>> start Extracted records
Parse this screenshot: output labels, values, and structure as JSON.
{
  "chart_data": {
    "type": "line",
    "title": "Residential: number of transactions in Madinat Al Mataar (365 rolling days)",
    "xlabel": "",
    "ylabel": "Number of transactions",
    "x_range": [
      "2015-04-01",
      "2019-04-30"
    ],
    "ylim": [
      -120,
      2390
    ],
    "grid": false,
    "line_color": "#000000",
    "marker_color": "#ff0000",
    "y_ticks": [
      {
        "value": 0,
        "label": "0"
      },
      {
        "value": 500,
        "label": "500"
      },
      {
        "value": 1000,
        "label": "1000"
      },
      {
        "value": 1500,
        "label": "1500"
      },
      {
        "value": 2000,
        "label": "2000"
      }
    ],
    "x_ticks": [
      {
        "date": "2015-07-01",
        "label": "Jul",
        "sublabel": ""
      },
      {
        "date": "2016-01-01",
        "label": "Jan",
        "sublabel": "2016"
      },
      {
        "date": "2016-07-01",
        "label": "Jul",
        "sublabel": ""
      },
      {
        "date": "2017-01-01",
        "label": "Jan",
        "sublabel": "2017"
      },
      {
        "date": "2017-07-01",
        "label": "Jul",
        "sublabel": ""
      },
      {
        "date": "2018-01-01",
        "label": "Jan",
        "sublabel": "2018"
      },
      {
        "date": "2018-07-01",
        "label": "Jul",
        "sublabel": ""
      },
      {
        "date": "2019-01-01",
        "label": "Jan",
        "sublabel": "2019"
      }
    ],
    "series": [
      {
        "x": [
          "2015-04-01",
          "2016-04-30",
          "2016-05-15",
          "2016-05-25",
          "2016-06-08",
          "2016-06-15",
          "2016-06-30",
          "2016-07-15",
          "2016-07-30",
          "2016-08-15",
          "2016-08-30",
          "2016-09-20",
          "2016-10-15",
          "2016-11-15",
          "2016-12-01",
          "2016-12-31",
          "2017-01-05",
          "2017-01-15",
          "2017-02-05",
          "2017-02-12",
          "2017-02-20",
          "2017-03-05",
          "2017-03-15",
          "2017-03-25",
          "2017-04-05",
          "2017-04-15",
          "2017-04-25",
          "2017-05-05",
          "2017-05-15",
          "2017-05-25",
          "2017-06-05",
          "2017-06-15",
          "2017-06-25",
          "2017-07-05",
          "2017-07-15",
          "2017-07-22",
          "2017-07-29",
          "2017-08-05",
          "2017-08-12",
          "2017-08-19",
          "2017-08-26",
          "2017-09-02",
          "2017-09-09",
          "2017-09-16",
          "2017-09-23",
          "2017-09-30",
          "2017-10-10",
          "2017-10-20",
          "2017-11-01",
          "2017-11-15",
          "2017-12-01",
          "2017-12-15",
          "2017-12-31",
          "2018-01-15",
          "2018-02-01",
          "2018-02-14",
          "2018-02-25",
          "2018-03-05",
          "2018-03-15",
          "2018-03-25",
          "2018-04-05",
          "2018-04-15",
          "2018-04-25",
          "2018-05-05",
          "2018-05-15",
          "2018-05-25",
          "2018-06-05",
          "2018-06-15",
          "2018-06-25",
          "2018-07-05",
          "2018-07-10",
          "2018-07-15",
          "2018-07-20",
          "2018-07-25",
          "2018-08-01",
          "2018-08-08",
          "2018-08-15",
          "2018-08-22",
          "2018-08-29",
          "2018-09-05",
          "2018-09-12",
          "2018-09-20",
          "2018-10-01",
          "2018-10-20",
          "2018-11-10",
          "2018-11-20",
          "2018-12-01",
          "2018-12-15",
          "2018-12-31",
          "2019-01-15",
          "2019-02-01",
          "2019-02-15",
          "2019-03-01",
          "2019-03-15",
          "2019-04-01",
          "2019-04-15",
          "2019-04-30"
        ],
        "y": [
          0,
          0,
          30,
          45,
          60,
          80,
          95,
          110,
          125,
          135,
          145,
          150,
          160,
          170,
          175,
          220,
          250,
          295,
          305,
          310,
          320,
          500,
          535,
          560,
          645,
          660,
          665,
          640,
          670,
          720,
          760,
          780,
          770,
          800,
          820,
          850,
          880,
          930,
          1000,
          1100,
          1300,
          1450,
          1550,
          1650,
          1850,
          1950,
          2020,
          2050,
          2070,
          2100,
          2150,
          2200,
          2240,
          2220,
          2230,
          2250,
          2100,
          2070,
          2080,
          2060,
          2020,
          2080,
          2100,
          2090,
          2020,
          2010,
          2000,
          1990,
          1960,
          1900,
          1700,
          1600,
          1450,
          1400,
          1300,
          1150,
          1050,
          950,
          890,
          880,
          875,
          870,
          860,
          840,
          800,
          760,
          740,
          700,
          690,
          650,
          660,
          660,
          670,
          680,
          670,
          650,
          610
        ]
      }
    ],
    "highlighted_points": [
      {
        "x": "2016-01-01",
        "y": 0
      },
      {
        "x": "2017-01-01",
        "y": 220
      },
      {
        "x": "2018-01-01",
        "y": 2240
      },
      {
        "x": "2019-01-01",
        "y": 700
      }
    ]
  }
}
>> end Extracted records
■ Aim of the task
Pick out every line above that contains the word "date" and copy it.

■ Output for this exercise
        "date": "2015-07-01",
        "date": "2016-01-01",
        "date": "2016-07-01",
        "date": "2017-01-01",
        "date": "2017-07-01",
        "date": "2018-01-01",
        "date": "2018-07-01",
        "date": "2019-01-01",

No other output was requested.